===== Input data =====
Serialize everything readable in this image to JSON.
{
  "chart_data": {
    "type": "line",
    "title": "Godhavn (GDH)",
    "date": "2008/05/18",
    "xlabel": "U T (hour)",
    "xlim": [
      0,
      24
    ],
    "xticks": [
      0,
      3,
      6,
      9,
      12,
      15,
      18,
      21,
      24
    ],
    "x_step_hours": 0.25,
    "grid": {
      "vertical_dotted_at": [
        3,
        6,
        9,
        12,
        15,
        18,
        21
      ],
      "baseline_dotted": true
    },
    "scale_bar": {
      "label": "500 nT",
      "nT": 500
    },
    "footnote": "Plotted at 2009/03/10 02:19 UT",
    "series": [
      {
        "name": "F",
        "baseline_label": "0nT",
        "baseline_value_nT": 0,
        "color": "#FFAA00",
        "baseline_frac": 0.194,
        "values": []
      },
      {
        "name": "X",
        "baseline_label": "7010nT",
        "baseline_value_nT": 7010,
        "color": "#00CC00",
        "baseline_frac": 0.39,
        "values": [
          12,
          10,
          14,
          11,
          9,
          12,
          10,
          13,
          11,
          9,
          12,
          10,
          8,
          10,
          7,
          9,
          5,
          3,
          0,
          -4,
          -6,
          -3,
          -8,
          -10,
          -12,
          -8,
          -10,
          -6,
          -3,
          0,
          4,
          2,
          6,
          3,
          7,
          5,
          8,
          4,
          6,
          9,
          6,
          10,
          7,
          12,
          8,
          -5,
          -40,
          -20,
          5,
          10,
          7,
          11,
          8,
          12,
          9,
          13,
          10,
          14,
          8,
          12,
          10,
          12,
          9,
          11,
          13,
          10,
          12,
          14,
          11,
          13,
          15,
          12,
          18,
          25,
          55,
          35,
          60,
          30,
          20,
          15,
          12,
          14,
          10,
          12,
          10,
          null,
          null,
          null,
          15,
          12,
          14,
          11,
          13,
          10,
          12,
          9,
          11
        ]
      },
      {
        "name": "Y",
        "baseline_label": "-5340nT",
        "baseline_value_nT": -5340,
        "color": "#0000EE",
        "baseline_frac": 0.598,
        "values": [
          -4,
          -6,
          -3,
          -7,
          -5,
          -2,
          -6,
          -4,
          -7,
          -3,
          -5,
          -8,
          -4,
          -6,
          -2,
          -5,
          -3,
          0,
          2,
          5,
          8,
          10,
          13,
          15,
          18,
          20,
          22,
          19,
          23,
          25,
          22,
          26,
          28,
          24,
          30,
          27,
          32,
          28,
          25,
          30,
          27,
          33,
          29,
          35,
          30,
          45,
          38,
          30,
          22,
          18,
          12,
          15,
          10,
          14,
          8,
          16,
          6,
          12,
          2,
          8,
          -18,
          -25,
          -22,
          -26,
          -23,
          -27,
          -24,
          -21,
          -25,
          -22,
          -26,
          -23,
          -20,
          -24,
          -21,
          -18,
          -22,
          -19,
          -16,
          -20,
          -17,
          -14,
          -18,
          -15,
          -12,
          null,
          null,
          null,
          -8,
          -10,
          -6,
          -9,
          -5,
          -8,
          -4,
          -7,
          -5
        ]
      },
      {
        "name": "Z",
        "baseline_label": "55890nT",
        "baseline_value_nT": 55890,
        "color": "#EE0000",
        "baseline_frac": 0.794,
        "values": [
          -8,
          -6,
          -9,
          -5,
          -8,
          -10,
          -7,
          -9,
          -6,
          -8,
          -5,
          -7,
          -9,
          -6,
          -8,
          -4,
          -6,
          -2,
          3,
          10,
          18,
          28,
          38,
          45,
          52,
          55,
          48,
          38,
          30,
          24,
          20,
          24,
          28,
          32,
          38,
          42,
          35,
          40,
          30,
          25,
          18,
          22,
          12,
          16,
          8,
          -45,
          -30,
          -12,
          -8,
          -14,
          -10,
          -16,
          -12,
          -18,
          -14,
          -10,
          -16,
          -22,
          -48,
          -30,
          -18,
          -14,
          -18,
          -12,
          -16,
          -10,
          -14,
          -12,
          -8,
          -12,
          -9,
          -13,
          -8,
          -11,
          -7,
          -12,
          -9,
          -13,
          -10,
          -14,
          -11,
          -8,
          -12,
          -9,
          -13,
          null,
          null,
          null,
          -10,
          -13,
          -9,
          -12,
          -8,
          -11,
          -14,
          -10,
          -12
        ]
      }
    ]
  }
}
=====
● **Goal of the exercise**:
Show all lines from the data above in which the word "color" appears.

● **The reply**:
        "color": "#FFAA00",
        "color": "#00CC00",
        "color": "#0000EE",
        "color": "#EE0000",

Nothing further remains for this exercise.